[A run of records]
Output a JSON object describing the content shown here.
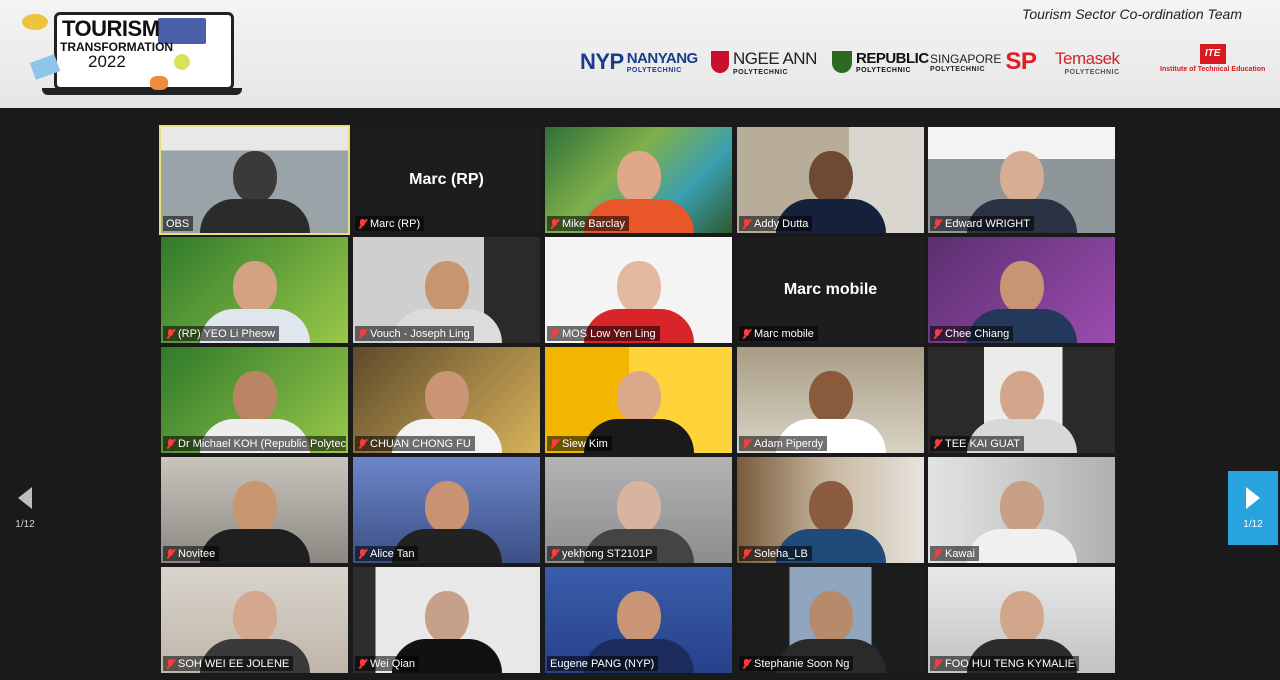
{
  "banner": {
    "event_title": "TOURISM",
    "event_subtitle": "TRANSFORMATION",
    "event_year": "2022",
    "team": "Tourism Sector Co-ordination Team",
    "logos": [
      {
        "abbr": "NYP",
        "name": "NANYANG",
        "sub": "POLYTECHNIC"
      },
      {
        "name": "NGEE ANN",
        "sub": "POLYTECHNIC"
      },
      {
        "name": "REPUBLIC",
        "sub": "POLYTECHNIC"
      },
      {
        "name": "SINGAPORE",
        "sub": "POLYTECHNIC",
        "abbr": "SP"
      },
      {
        "name": "Temasek",
        "sub": "POLYTECHNIC"
      },
      {
        "abbr": "ITE",
        "name": "Institute of Technical Education"
      }
    ]
  },
  "pager": {
    "current": "1/12"
  },
  "participants": [
    {
      "name": "OBS",
      "muted": false
    },
    {
      "name": "Marc (RP)",
      "muted": true,
      "video": false
    },
    {
      "name": "Mike Barclay",
      "muted": true
    },
    {
      "name": "Addy Dutta",
      "muted": true
    },
    {
      "name": "Edward WRIGHT",
      "muted": true
    },
    {
      "name": "(RP) YEO Li Pheow",
      "muted": true
    },
    {
      "name": "Vouch - Joseph Ling",
      "muted": true
    },
    {
      "name": "MOS Low Yen Ling",
      "muted": true
    },
    {
      "name": "Marc mobile",
      "muted": true,
      "video": false
    },
    {
      "name": "Chee Chiang",
      "muted": true
    },
    {
      "name": "Dr Michael KOH (Republic Polytec...",
      "muted": true
    },
    {
      "name": "CHUAN CHONG FU",
      "muted": true
    },
    {
      "name": "Siew Kim",
      "muted": true
    },
    {
      "name": "Adam Piperdy",
      "muted": true
    },
    {
      "name": "TEE KAI GUAT",
      "muted": true
    },
    {
      "name": "Novitee",
      "muted": true
    },
    {
      "name": "Alice Tan",
      "muted": true
    },
    {
      "name": "yekhong ST2101P",
      "muted": true
    },
    {
      "name": "Soleha_LB",
      "muted": true
    },
    {
      "name": "Kawai",
      "muted": true
    },
    {
      "name": "SOH WEI EE JOLENE",
      "muted": true
    },
    {
      "name": "Wei Qian",
      "muted": true
    },
    {
      "name": "Eugene PANG (NYP)",
      "muted": false
    },
    {
      "name": "Stephanie Soon Ng",
      "muted": true
    },
    {
      "name": "FOO HUI TENG KYMALIE",
      "muted": true
    }
  ],
  "colors": {
    "accent": "#27a3dd",
    "active_border": "#e4e07a",
    "muted_mic": "#ff3b3b"
  }
}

Written task :: Write the entries above out again exactly, but not the pictures.

Answer to the exercise ::
Output a JSON object describing the content shown here.
{
  "banner": {
    "event_title": "TOURISM",
    "event_subtitle": "TRANSFORMATION",
    "event_year": "2022",
    "team": "Tourism Sector Co-ordination Team",
    "logos": [
      {
        "abbr": "NYP",
        "name": "NANYANG",
        "sub": "POLYTECHNIC"
      },
      {
        "name": "NGEE ANN",
        "sub": "POLYTECHNIC"
      },
      {
        "name": "REPUBLIC",
        "sub": "POLYTECHNIC"
      },
      {
        "name": "SINGAPORE",
        "sub": "POLYTECHNIC",
        "abbr": "SP"
      },
      {
        "name": "Temasek",
        "sub": "POLYTECHNIC"
      },
      {
        "abbr": "ITE",
        "name": "Institute of Technical Education"
      }
    ]
  },
  "pager": {
    "current": "1/12"
  },
  "participants": [
    {
      "name": "OBS",
      "muted": false
    },
    {
      "name": "Marc (RP)",
      "muted": true,
      "video": false
    },
    {
      "name": "Mike Barclay",
      "muted": true
    },
    {
      "name": "Addy Dutta",
      "muted": true
    },
    {
      "name": "Edward WRIGHT",
      "muted": true
    },
    {
      "name": "(RP) YEO Li Pheow",
      "muted": true
    },
    {
      "name": "Vouch - Joseph Ling",
      "muted": true
    },
    {
      "name": "MOS Low Yen Ling",
      "muted": true
    },
    {
      "name": "Marc mobile",
      "muted": true,
      "video": false
    },
    {
      "name": "Chee Chiang",
      "muted": true
    },
    {
      "name": "Dr Michael KOH (Republic Polytec...",
      "muted": true
    },
    {
      "name": "CHUAN CHONG FU",
      "muted": true
    },
    {
      "name": "Siew Kim",
      "muted": true
    },
    {
      "name": "Adam Piperdy",
      "muted": true
    },
    {
      "name": "TEE KAI GUAT",
      "muted": true
    },
    {
      "name": "Novitee",
      "muted": true
    },
    {
      "name": "Alice Tan",
      "muted": true
    },
    {
      "name": "yekhong ST2101P",
      "muted": true
    },
    {
      "name": "Soleha_LB",
      "muted": true
    },
    {
      "name": "Kawai",
      "muted": true
    },
    {
      "name": "SOH WEI EE JOLENE",
      "muted": true
    },
    {
      "name": "Wei Qian",
      "muted": true
    },
    {
      "name": "Eugene PANG (NYP)",
      "muted": false
    },
    {
      "name": "Stephanie Soon Ng",
      "muted": true
    },
    {
      "name": "FOO HUI TENG KYMALIE",
      "muted": true
    }
  ],
  "colors": {
    "accent": "#27a3dd",
    "active_border": "#e4e07a",
    "muted_mic": "#ff3b3b"
  }
}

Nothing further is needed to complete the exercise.